● WHAT YOU NEED TO DO: Report the count of lines where the string "Τρεῖς" appears, and nothing else.

● MATERIAL FOR THIS TASK:
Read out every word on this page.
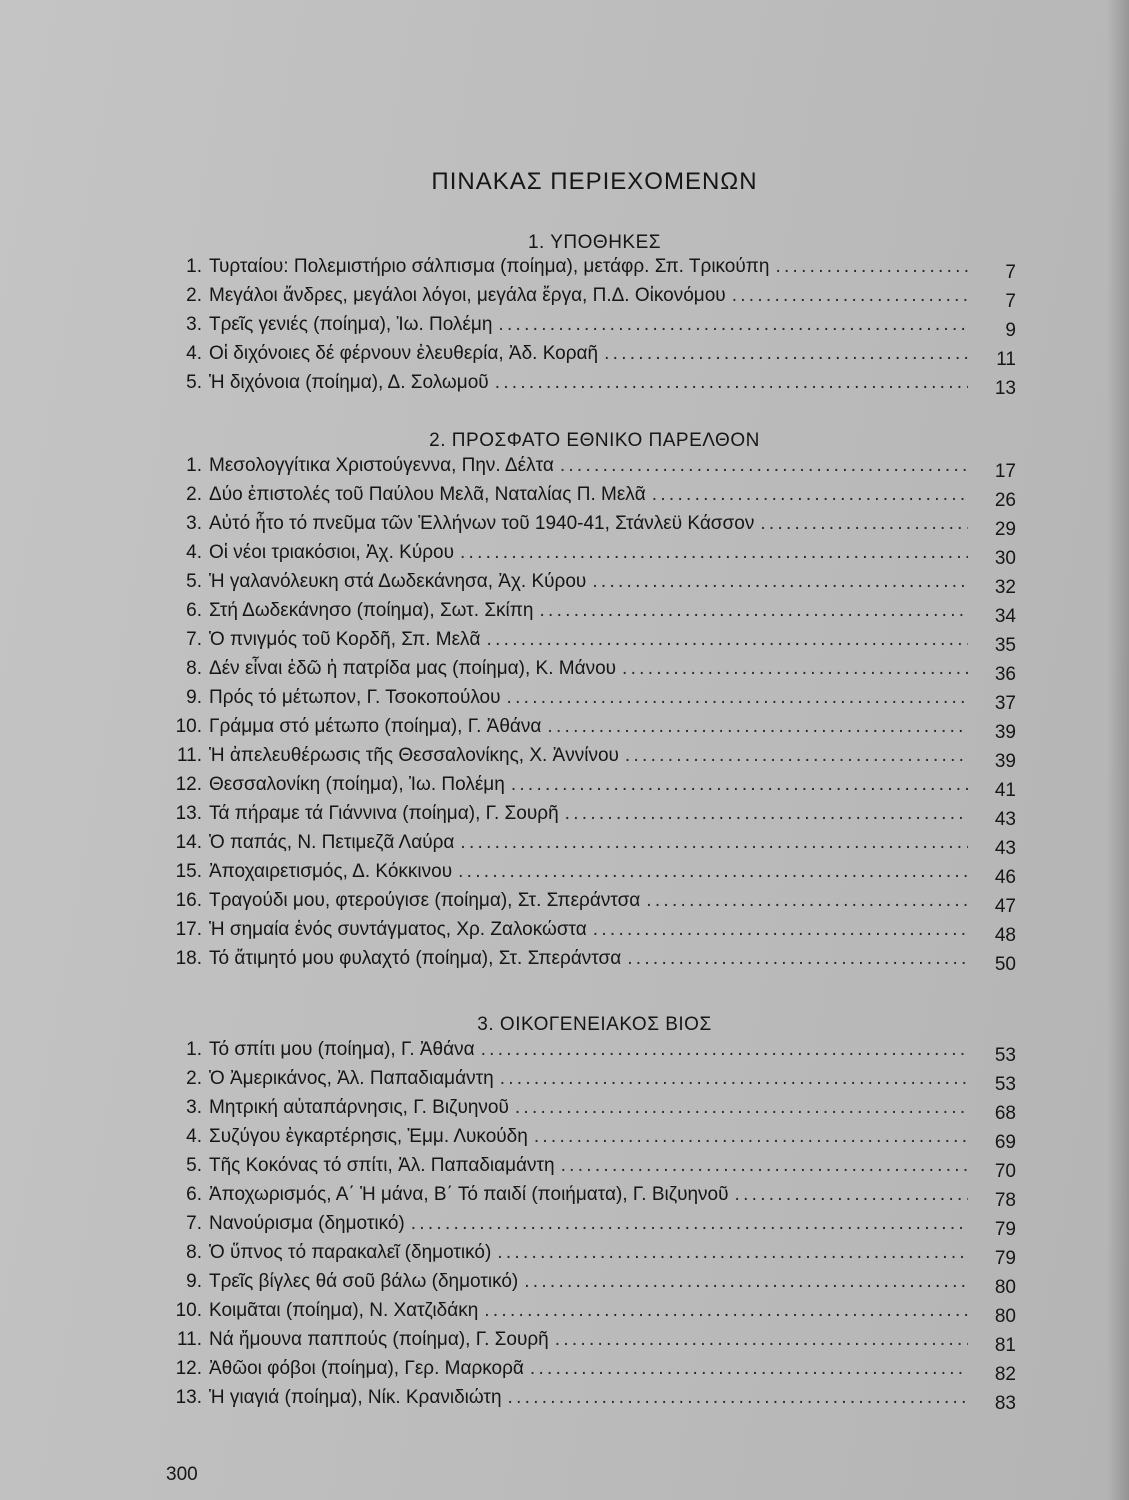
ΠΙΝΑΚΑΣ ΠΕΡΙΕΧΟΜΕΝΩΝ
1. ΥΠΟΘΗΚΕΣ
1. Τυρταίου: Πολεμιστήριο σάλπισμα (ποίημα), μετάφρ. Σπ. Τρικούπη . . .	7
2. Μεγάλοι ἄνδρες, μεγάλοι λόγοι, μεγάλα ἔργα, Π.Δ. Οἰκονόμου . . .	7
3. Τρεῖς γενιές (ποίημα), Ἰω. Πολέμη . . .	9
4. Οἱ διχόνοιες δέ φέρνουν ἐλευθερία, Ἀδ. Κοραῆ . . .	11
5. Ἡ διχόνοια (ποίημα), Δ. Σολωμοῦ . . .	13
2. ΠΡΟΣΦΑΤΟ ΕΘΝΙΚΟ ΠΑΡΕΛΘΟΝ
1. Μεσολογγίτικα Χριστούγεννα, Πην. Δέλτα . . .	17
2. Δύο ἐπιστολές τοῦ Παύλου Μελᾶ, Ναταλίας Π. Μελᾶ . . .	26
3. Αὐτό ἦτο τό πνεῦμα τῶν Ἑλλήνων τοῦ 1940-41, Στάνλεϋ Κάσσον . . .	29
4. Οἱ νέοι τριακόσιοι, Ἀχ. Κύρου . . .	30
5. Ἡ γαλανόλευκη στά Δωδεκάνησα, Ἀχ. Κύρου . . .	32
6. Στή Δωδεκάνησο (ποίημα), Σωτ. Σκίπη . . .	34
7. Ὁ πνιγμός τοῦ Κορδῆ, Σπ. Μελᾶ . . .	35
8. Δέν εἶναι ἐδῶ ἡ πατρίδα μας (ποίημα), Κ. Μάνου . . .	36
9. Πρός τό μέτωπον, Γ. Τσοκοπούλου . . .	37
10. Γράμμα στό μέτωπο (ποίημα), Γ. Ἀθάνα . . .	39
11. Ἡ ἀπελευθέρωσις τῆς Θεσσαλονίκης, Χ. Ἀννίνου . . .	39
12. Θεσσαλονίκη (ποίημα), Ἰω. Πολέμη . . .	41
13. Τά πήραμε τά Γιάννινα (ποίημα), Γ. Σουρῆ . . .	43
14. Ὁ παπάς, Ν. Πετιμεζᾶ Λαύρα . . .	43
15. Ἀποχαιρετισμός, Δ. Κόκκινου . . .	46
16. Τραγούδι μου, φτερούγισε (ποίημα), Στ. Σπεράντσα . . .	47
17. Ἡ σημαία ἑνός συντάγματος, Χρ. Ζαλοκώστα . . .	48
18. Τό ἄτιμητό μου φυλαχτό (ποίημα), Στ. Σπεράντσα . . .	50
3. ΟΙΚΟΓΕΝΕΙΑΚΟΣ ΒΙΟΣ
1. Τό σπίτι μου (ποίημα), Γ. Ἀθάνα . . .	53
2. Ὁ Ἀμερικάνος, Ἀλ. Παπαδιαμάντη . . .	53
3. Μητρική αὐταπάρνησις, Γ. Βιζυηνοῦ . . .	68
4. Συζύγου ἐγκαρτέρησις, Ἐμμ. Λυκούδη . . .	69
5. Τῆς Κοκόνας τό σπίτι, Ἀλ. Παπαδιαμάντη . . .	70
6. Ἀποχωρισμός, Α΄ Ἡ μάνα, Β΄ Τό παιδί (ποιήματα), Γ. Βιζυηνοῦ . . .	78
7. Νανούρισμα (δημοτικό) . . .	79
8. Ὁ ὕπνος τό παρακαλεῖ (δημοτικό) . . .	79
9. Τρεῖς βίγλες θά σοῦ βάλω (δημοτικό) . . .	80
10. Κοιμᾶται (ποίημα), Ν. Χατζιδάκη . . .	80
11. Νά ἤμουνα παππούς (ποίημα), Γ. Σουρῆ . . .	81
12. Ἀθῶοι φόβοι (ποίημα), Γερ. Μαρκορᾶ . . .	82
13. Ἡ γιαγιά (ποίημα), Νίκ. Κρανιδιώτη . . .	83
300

---

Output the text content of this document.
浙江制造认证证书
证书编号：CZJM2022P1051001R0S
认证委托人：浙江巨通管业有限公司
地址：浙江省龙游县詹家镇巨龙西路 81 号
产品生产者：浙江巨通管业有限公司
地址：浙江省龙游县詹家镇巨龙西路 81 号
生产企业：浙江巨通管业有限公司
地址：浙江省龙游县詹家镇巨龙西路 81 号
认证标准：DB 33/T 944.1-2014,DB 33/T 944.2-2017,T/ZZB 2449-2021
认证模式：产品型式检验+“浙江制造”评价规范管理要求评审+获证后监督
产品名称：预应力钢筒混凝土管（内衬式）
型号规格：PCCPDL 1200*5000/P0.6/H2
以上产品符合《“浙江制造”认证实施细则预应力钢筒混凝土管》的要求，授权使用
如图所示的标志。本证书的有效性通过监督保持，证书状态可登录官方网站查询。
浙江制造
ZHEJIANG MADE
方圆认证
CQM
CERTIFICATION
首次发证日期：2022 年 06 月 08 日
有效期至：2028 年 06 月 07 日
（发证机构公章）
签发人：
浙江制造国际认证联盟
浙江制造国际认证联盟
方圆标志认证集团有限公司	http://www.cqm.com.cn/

● SOLUTION TO THIS EXERCISE: 2